Stated goal:
Go through the entries below and pick out every line with "serviciul".

Dataset items
--------------------------------
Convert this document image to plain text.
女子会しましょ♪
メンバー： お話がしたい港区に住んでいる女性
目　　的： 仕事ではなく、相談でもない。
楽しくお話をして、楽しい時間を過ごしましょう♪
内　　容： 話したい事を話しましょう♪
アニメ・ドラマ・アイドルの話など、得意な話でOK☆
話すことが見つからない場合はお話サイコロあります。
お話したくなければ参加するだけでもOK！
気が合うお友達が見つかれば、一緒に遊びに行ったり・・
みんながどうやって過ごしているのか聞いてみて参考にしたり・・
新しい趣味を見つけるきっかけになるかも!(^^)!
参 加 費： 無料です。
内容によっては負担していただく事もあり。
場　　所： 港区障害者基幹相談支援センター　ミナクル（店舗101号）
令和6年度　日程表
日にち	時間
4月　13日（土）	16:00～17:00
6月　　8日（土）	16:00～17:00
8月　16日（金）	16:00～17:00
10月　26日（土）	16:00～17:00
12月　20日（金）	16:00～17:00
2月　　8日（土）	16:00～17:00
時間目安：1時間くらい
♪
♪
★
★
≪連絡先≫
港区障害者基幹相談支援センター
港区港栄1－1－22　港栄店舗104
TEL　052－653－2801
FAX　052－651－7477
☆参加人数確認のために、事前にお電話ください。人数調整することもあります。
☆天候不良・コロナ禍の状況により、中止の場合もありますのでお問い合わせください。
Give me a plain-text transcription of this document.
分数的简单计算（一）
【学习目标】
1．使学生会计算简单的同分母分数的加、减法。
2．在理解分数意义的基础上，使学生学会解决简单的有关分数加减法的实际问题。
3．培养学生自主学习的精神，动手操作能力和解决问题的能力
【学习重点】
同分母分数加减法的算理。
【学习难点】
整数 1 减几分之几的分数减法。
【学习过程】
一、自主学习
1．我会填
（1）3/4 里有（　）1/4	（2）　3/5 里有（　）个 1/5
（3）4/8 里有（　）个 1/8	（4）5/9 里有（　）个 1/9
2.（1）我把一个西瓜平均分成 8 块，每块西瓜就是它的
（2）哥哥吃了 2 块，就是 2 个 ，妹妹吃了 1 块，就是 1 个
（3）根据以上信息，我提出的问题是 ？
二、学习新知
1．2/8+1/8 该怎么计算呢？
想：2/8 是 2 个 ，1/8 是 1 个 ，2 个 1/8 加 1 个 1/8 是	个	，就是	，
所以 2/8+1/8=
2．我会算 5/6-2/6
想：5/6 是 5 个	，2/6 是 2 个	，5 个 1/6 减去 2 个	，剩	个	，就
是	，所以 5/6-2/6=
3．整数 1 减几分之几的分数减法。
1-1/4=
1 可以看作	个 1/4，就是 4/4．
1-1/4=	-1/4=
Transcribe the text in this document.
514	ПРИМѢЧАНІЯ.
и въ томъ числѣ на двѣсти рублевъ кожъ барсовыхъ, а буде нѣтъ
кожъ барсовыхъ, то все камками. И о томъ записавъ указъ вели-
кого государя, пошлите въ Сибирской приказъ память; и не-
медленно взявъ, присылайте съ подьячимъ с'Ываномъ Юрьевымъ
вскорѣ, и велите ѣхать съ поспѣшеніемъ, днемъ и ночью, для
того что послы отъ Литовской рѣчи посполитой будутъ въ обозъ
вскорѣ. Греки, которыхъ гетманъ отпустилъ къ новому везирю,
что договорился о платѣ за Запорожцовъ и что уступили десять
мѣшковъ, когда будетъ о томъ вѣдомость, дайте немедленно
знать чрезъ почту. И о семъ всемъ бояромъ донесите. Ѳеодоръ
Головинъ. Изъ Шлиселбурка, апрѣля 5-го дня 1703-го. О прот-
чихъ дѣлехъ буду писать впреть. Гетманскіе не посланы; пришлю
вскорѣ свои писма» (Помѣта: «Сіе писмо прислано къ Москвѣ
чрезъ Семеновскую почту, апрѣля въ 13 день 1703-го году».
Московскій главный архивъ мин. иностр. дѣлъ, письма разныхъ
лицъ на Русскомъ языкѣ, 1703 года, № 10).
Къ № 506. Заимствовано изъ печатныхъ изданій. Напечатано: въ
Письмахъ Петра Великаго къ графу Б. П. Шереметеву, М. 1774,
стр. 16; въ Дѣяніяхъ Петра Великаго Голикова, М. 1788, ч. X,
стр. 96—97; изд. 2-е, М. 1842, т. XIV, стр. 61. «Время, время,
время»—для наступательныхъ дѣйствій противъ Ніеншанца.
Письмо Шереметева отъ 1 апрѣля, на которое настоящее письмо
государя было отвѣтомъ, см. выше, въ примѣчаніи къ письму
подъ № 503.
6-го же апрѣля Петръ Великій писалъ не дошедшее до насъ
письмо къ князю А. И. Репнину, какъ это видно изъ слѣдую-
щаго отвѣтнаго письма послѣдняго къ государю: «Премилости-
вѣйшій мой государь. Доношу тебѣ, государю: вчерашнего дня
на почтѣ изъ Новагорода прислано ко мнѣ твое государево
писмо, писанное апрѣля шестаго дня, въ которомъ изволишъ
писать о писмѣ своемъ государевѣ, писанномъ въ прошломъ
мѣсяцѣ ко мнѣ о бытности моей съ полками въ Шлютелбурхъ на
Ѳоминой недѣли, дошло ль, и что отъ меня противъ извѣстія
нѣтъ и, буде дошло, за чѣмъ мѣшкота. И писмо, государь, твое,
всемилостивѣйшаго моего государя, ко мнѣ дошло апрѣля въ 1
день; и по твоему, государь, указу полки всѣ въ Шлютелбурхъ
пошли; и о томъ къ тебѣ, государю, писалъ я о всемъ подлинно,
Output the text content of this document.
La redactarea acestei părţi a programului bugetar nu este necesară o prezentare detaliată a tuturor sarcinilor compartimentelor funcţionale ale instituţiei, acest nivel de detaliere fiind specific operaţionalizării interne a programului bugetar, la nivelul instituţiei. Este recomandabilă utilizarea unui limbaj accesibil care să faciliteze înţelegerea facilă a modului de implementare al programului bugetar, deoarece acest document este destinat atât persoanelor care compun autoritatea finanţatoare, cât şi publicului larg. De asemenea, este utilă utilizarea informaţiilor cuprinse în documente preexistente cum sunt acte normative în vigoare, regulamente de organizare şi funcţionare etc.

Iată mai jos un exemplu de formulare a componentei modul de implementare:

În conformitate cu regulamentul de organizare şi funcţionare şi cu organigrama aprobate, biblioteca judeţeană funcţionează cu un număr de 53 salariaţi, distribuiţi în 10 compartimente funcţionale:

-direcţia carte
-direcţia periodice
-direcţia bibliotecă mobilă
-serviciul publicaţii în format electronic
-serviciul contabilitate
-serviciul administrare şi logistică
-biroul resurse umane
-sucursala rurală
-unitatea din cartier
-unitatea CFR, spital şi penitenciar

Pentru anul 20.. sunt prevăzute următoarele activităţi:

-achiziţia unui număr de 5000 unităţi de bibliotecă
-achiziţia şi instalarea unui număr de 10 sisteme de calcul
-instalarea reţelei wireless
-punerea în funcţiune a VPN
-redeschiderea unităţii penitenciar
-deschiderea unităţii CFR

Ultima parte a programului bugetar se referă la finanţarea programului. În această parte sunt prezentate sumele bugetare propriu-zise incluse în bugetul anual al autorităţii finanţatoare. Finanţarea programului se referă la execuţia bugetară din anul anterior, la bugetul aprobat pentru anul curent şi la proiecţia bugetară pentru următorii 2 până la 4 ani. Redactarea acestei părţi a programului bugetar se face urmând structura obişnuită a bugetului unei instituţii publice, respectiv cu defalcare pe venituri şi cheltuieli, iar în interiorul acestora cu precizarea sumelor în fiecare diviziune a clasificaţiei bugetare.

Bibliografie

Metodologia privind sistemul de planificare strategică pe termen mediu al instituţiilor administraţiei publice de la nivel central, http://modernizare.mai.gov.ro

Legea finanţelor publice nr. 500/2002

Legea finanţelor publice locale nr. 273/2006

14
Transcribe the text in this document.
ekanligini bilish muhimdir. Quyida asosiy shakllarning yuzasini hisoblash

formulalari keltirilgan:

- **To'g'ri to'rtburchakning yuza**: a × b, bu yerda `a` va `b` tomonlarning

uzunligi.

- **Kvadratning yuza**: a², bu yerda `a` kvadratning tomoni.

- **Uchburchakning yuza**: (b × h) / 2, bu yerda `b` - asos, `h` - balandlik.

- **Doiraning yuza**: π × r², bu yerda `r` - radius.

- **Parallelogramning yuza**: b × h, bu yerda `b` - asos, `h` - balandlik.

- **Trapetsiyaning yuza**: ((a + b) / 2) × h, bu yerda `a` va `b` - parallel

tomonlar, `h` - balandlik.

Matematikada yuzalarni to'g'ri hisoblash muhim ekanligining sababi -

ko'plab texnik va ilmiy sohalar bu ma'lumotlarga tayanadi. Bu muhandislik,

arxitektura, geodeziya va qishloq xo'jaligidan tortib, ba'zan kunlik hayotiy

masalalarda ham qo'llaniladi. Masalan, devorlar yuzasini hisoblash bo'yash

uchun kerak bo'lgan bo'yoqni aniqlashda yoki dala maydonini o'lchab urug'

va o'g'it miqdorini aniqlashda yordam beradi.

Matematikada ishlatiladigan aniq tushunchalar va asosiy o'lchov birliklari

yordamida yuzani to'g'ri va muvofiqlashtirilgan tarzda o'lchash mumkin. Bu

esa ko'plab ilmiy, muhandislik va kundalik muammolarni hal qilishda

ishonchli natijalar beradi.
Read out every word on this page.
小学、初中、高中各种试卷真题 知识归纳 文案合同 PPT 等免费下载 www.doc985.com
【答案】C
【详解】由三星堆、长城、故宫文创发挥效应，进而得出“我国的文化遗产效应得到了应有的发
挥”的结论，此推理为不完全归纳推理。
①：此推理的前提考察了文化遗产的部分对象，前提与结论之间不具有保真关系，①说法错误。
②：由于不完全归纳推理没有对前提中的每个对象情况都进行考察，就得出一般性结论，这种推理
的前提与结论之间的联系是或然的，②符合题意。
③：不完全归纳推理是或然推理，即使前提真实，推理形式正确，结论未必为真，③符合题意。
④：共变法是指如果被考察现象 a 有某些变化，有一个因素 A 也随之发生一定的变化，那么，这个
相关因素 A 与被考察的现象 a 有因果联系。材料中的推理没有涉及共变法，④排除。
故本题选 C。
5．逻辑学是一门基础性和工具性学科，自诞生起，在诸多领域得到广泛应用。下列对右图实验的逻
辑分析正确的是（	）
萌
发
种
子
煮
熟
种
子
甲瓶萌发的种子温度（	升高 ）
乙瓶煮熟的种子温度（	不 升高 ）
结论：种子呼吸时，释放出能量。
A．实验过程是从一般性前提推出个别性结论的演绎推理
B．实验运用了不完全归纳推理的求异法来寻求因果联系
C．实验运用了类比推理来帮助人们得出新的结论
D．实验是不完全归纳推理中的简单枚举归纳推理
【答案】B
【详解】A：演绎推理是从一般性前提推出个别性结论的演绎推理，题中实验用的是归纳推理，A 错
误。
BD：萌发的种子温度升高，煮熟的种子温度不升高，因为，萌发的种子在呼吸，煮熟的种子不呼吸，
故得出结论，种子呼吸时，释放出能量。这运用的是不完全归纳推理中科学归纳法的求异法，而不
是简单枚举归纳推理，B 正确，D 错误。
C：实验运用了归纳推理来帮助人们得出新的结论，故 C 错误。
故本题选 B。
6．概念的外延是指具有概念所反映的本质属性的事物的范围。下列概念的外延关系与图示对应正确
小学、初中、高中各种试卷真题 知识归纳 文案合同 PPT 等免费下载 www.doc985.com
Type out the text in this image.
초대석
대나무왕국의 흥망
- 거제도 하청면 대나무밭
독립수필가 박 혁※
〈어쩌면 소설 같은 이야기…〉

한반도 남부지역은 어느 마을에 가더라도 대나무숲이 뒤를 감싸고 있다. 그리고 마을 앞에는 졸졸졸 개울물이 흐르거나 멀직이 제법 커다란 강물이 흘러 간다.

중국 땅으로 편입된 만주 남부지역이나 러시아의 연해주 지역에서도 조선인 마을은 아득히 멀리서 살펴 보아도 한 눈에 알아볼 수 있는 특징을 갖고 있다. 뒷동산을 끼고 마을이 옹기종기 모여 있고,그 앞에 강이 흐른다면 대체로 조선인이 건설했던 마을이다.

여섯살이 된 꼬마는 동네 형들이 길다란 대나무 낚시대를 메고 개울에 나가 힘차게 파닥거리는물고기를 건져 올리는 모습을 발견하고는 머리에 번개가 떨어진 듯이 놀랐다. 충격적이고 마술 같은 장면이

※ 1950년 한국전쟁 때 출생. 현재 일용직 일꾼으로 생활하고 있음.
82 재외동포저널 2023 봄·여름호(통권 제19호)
--------------------------------
The answer:
-serviciul publicaţii în format electronic
-serviciul contabilitate
-serviciul administrare şi logistică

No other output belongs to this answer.